RUMELİ TÜRKLERİ

MERAK EDENLER ÖĞRENSİN!..

.

Balkan Türkleri Karamanoğlu Beyliği Yörük Türkleridir. Moğollar 1222 yılında Orta Asya da Özbekistan ve Türkmenistan’ı işgal etmişti. Anadolu’da ise o zaman Anadolu Selçuklu Devleti bulunuyordu. Oğuzların Avşar boyuna ait olan Karamanoğlu Beyliği 1228 yılında Moğol baskısından dolayı Anadolu’ya göç etmişlerdir. Anadolu Selçuklu Devleti Hükümdarı Alaattin Keykubat, Karamanoğlu Beyliğini Karaman ilinin Toros dağlarının içinde bulunan Ermenek ilçesine yerleştirmiştir.

1242 yılında Moğollar Anadolu’ya ulaşmış ve Anadolu Selçuklu Devleti’ni savaşta yenilgiye uğratarak zayıflatmıştır. Anadolu Selçuklu Devleti zayıflayınca Anadolu’daki Türkler beylikler haline gelmiştir. Bu beylikler;

1. Karamanoğlu Beyliği

2. Kadir Burhanettin Beyliği

3. Eşrefoğulları Beyliği

4. Aydınoğulları Beyliği

5. İnançoğulları Beyliği

6. Alaiye Beyliği

7. Tacettinoğulları Beyliği

8. Çobanoğulları Beyliği

9. Dulkadiroğlu Beyliği

10. Ramazanoğulları Beyliğidir.

Osmanlı Beyliği 1289 – 1300 yıllarında Eskişehir Sögüt’te kurulmuştur.

Selçuklu Devleti 1300 yılında sona ermiştir.

Osmanlılar, Bizans toprağı olan Bilecik ve Bursa’yı alarak batı yönünde ilerlemeye devam etti. Daha sonra geriye dönerek Anadolu’daki Karamanoğlu Beyliği dışındaki Beylikleri teker teker savaşarak topraklarına katmıştır.

--*--

Rumeli Türkleri hakkındaki alıntıda geçen bütün yılları, her birini bir kez yazarak sıralayın.

--*--

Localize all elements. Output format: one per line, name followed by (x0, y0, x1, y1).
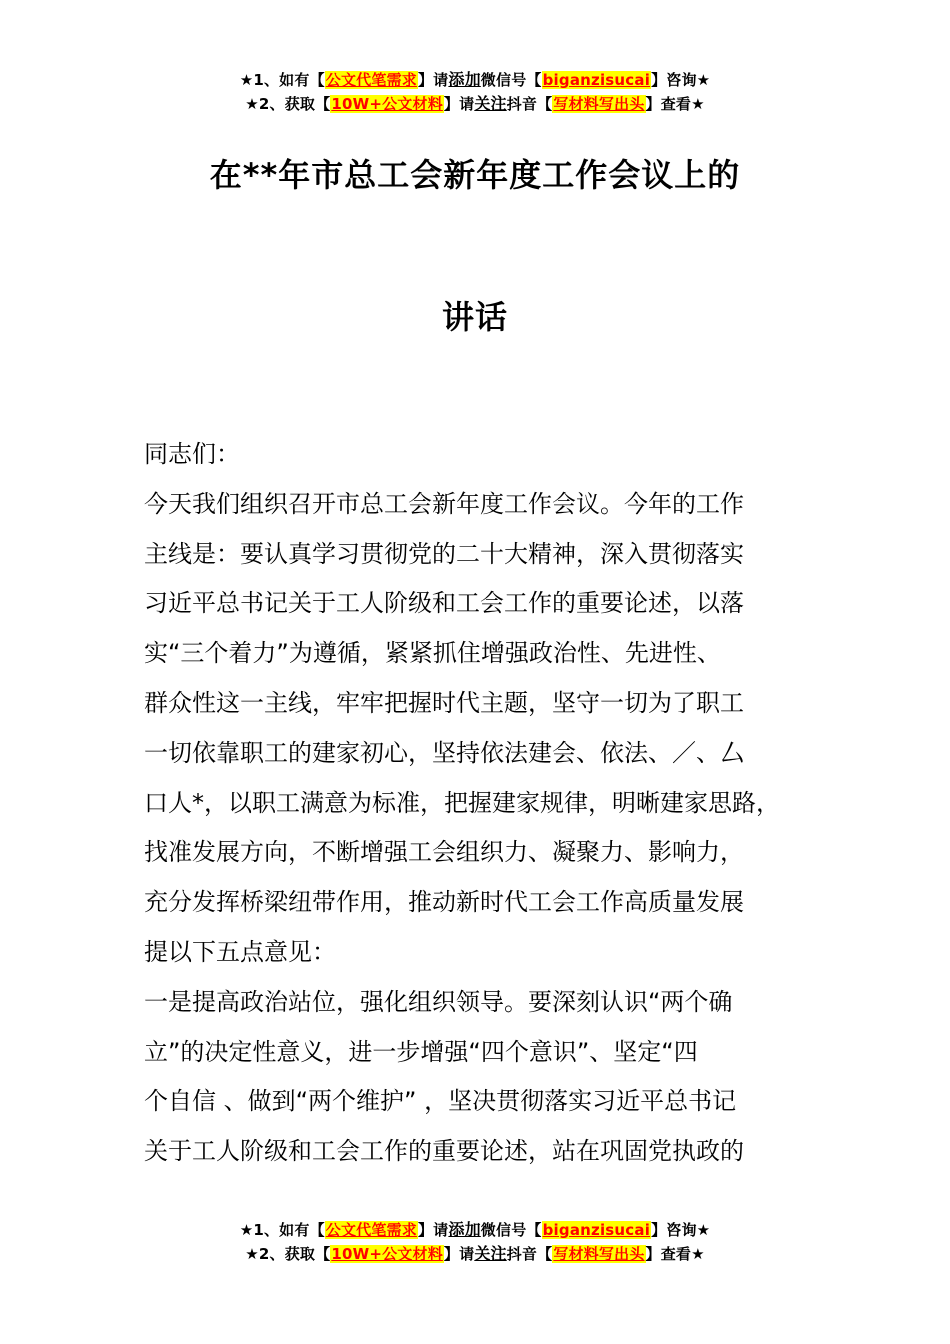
body-line: 充分发挥桥梁纽带作用，推动新时代工会工作高质量发展 (144, 888, 744, 917)
body-line: 实“三个着力”为遵循，紧紧抓住增强政治性、先进性、 (144, 639, 721, 668)
promo-line-2: ★2、获取【10W+公文材料】请关注抖音【写材料写出头】查看★ (245, 1244, 705, 1263)
highlight-service: 公文代笔需求 (325, 1221, 417, 1239)
body-line: 主线是：要认真学习贯彻党的二十大精神，深入贯彻落实 (144, 539, 744, 568)
body-line: 个自信 、做到“两个维护” ，坚决贯彻落实习近平总书记 (144, 1087, 737, 1116)
promo-line-1: ★1、如有【公文代笔需求】请添加微信号【biganzisucai】咨询★ (239, 70, 711, 89)
star-icon: ★ (245, 1245, 259, 1263)
underlined-add: 添加 (448, 1220, 481, 1239)
promo-banner-bottom (0, 1218, 950, 1266)
highlight-douyin-account: 写材料写出头 (553, 95, 645, 113)
body-line: 立”的决定性意义，进一步增强“四个意识”、坚定“四 (144, 1037, 698, 1066)
document-title-line-1: 在**年市总工会新年度工作会议上的 (209, 156, 741, 194)
body-line: 习近平总书记关于工人阶级和工会工作的重要论述，以落 (144, 589, 744, 618)
body-line: 一切依靠职工的建家初心，坚持依法建会、依法、／、厶 (144, 738, 744, 767)
body-line: 口人*，以职工满意为标准，把握建家规律，明晰建家思路， (144, 788, 780, 817)
promo-line-1: ★1、如有【公文代笔需求】请添加微信号【biganzisucai】咨询★ (239, 1220, 711, 1239)
highlight-wechat-id: biganzisucai (542, 1221, 651, 1239)
body-line: 群众性这一主线，牢牢把握时代主题，坚守一切为了职工 (144, 688, 744, 717)
promo-line-2: ★2、获取【10W+公文材料】请关注抖音【写材料写出头】查看★ (245, 94, 705, 113)
star-icon: ★ (239, 1221, 254, 1239)
star-icon: ★ (245, 95, 259, 113)
document-body (144, 430, 844, 1177)
highlight-materials: 10W+公文材料 (331, 1245, 443, 1263)
body-line: 一是提高政治站位，强化组织领导。要深刻认识“两个确 (144, 987, 733, 1016)
underlined-follow: 关注 (474, 94, 507, 113)
promo-banner-top (0, 68, 950, 116)
highlight-douyin-account: 写材料写出头 (553, 1245, 645, 1263)
body-line: 关于工人阶级和工会工作的重要论述，站在巩固党执政的 (144, 1137, 744, 1166)
underlined-add: 添加 (448, 70, 481, 89)
star-icon: ★ (239, 71, 254, 89)
highlight-wechat-id: biganzisucai (542, 71, 651, 89)
body-line: 同志们： (144, 440, 240, 468)
underlined-follow: 关注 (474, 1244, 507, 1263)
highlight-service: 公文代笔需求 (325, 71, 417, 89)
body-line: 今天我们组织召开市总工会新年度工作会议。今年的工作 (144, 489, 744, 518)
document-title-line-2: 讲话 (441, 298, 508, 336)
body-line: 找准发展方向，不断增强工会组织力、凝聚力、影响力， (144, 838, 744, 867)
highlight-materials: 10W+公文材料 (331, 95, 443, 113)
body-line: 提以下五点意见： (144, 937, 336, 966)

--*--

- _Yanıt_: 1222, 1228, 1242, 1289, 1300